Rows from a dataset
===============
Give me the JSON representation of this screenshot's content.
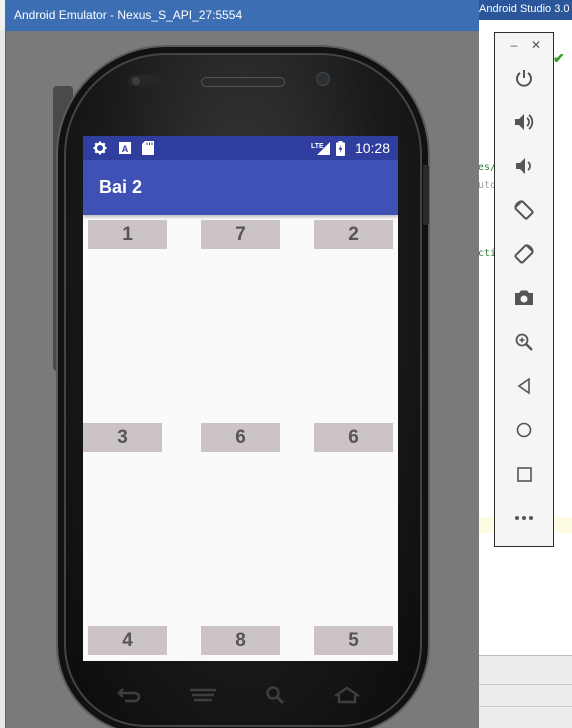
{
  "studio": {
    "title": "Android Studio 3.0",
    "code_fragments": [
      "es/",
      "uto",
      "ctiv"
    ]
  },
  "emulator": {
    "window_title": "Android Emulator - Nexus_S_API_27:5554"
  },
  "phone": {
    "status_bar": {
      "time": "10:28",
      "left_icons": [
        "settings-icon",
        "a-notification-icon",
        "sd-card-icon"
      ],
      "right_icons": [
        "lte-signal-icon",
        "battery-icon"
      ]
    },
    "app_bar": {
      "title": "Bai 2"
    },
    "grid": {
      "rows": [
        [
          "1",
          "7",
          "2"
        ],
        [
          "3",
          "6",
          "6"
        ],
        [
          "4",
          "8",
          "5"
        ]
      ]
    },
    "nav_bar": [
      "back-icon",
      "menu-icon",
      "search-icon",
      "home-icon"
    ]
  },
  "controls": {
    "window_buttons": [
      "minimize-icon",
      "close-icon"
    ],
    "buttons": [
      "power-icon",
      "volume-up-icon",
      "volume-down-icon",
      "rotate-left-icon",
      "rotate-right-icon",
      "camera-icon",
      "zoom-icon",
      "back-triangle-icon",
      "home-circle-icon",
      "overview-square-icon",
      "more-icon"
    ]
  },
  "colors": {
    "status_bar": "#303f9f",
    "app_bar": "#3f51b5",
    "cell_bg": "#ccc4c4",
    "cell_text": "#555555",
    "title_bar": "#3c6eb4"
  }
}
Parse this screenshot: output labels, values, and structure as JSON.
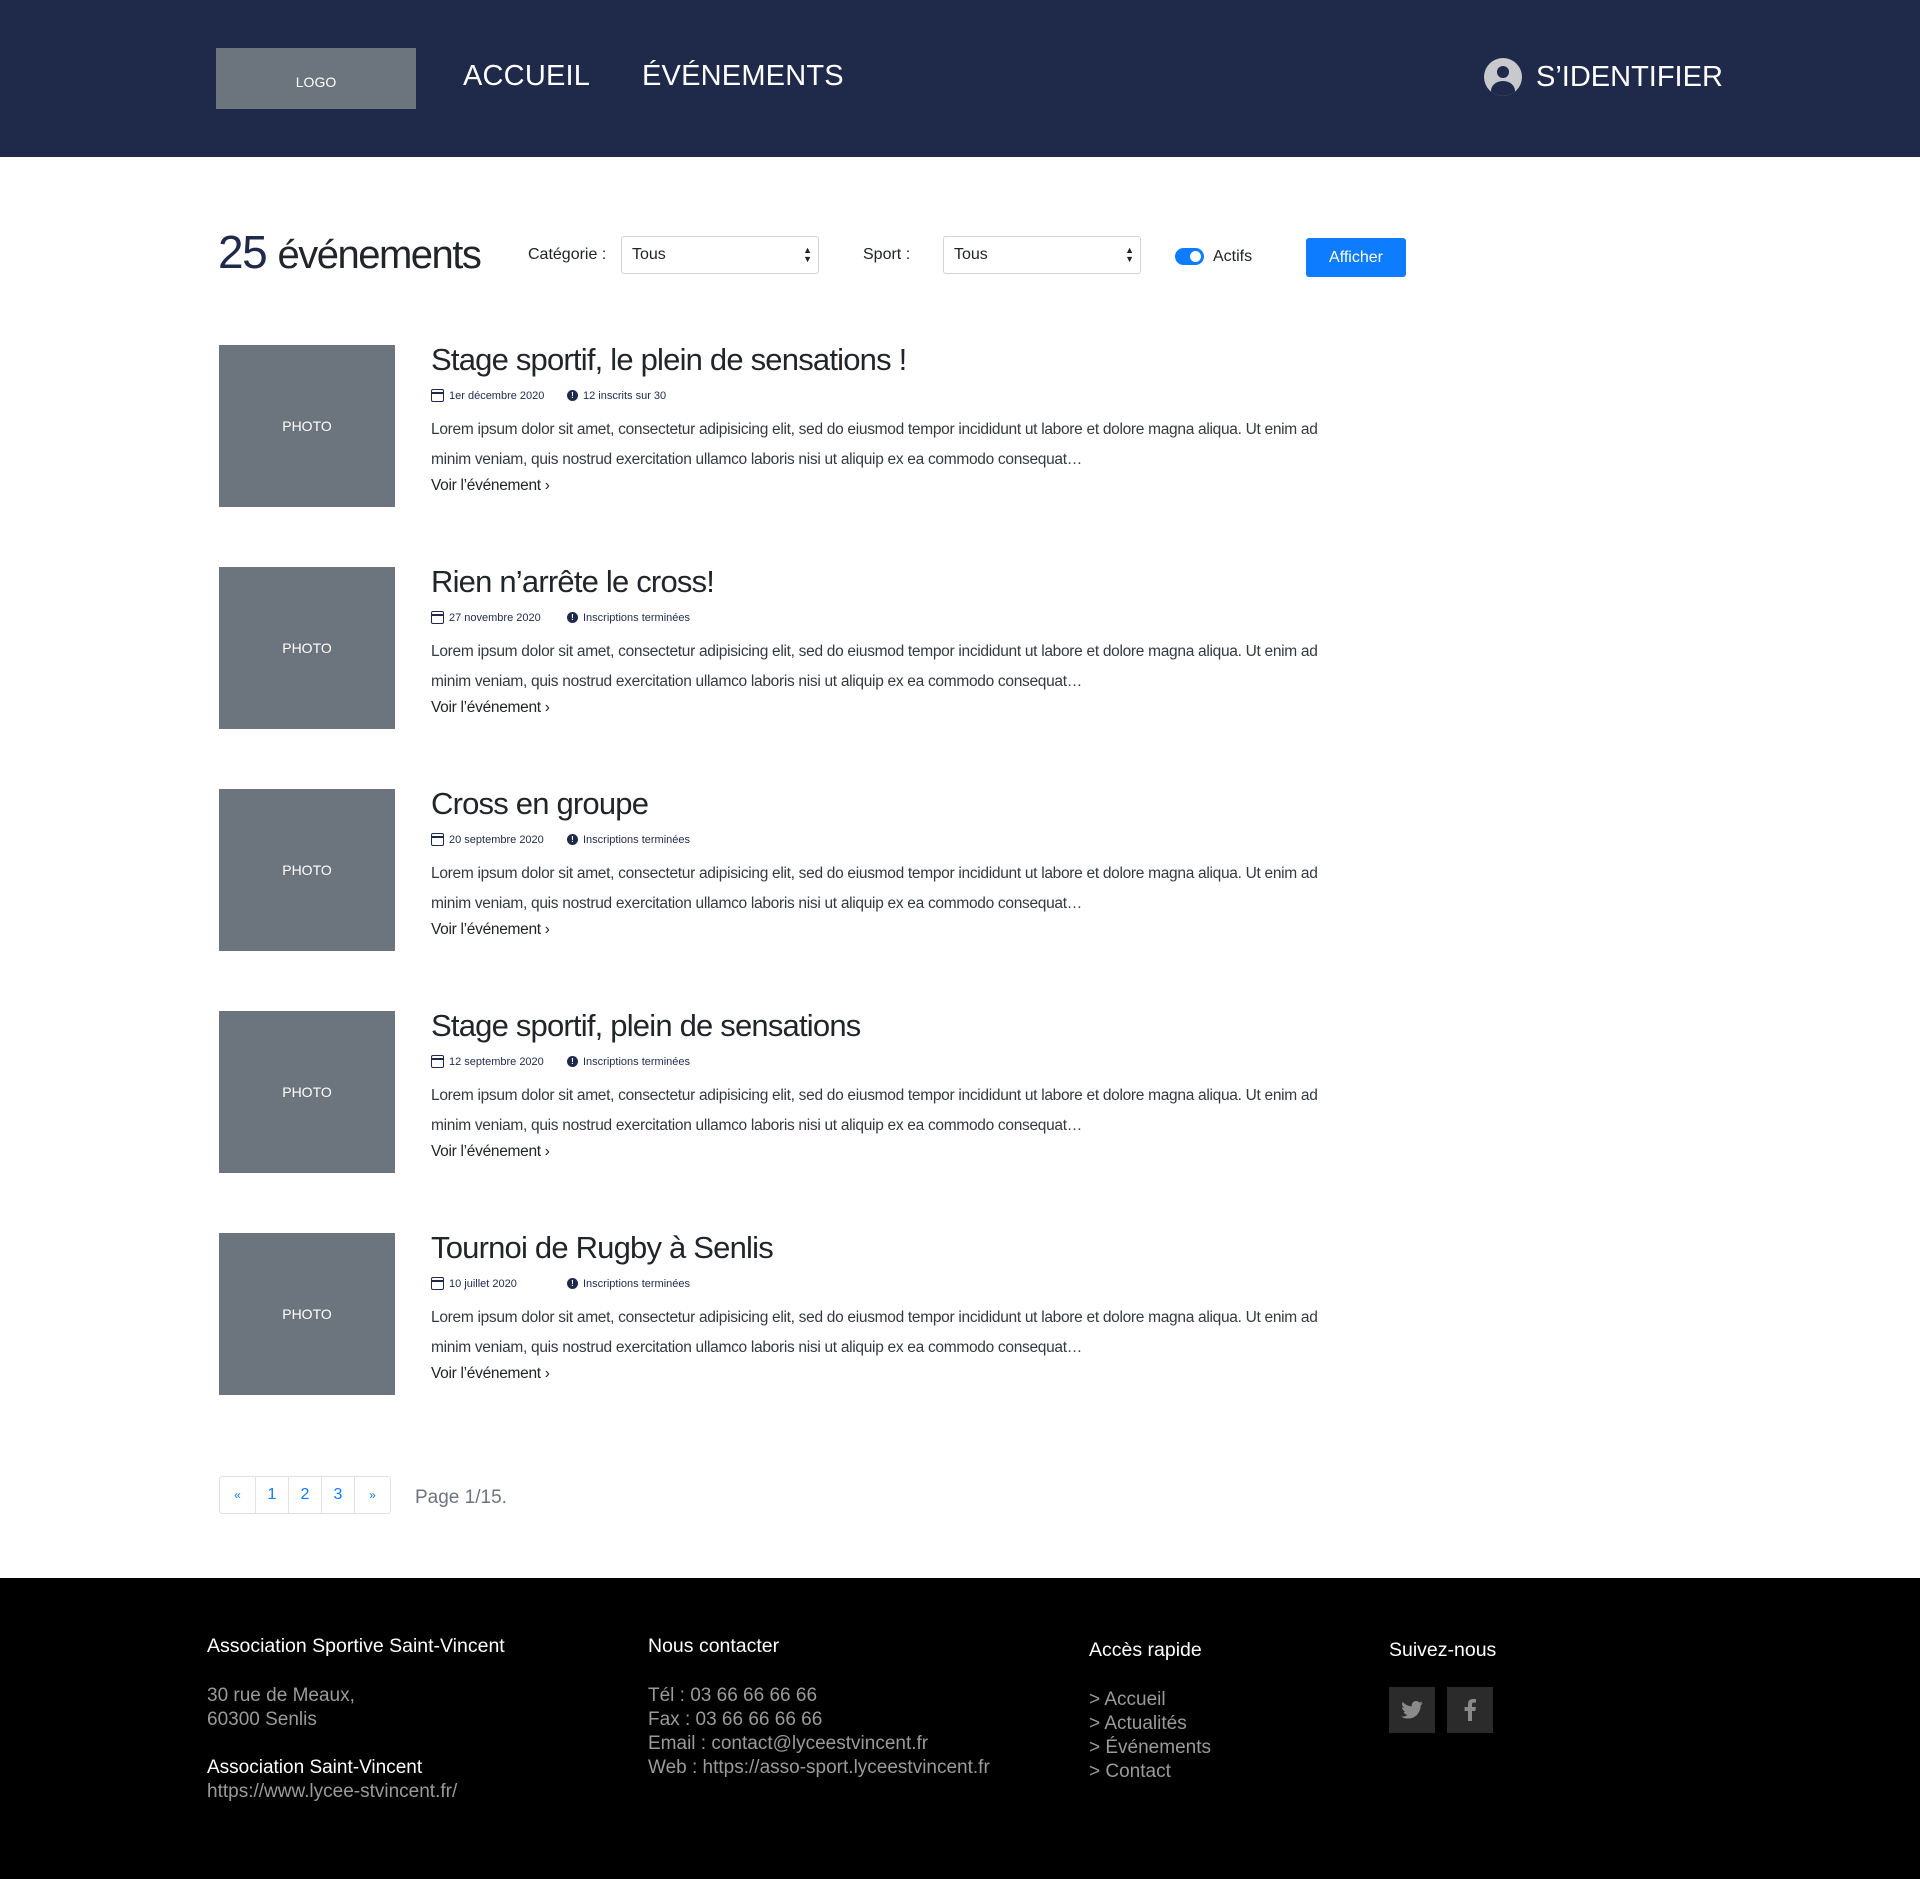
===============
→ CHALLENGE
Write out the whole listing again, exactly, with no pictures.

→ THE RESPONSE
Give me the JSON representation of this screenshot's content.
{
  "studio": {
    "title": "Android Studio 3.0",
    "code_fragments": [
      "es/",
      "uto",
      "ctiv"
    ]
  },
  "emulator": {
    "window_title": "Android Emulator - Nexus_S_API_27:5554"
  },
  "phone": {
    "status_bar": {
      "time": "10:28",
      "left_icons": [
        "settings-icon",
        "a-notification-icon",
        "sd-card-icon"
      ],
      "right_icons": [
        "lte-signal-icon",
        "battery-icon"
      ]
    },
    "app_bar": {
      "title": "Bai 2"
    },
    "grid": {
      "rows": [
        [
          "1",
          "7",
          "2"
        ],
        [
          "3",
          "6",
          "6"
        ],
        [
          "4",
          "8",
          "5"
        ]
      ]
    },
    "nav_bar": [
      "back-icon",
      "menu-icon",
      "search-icon",
      "home-icon"
    ]
  },
  "controls": {
    "window_buttons": [
      "minimize-icon",
      "close-icon"
    ],
    "buttons": [
      "power-icon",
      "volume-up-icon",
      "volume-down-icon",
      "rotate-left-icon",
      "rotate-right-icon",
      "camera-icon",
      "zoom-icon",
      "back-triangle-icon",
      "home-circle-icon",
      "overview-square-icon",
      "more-icon"
    ]
  },
  "colors": {
    "status_bar": "#303f9f",
    "app_bar": "#3f51b5",
    "cell_bg": "#ccc4c4",
    "cell_text": "#555555",
    "title_bar": "#3c6eb4"
  }
}
Parse this screenshot: output labels, values, and structure as JSON.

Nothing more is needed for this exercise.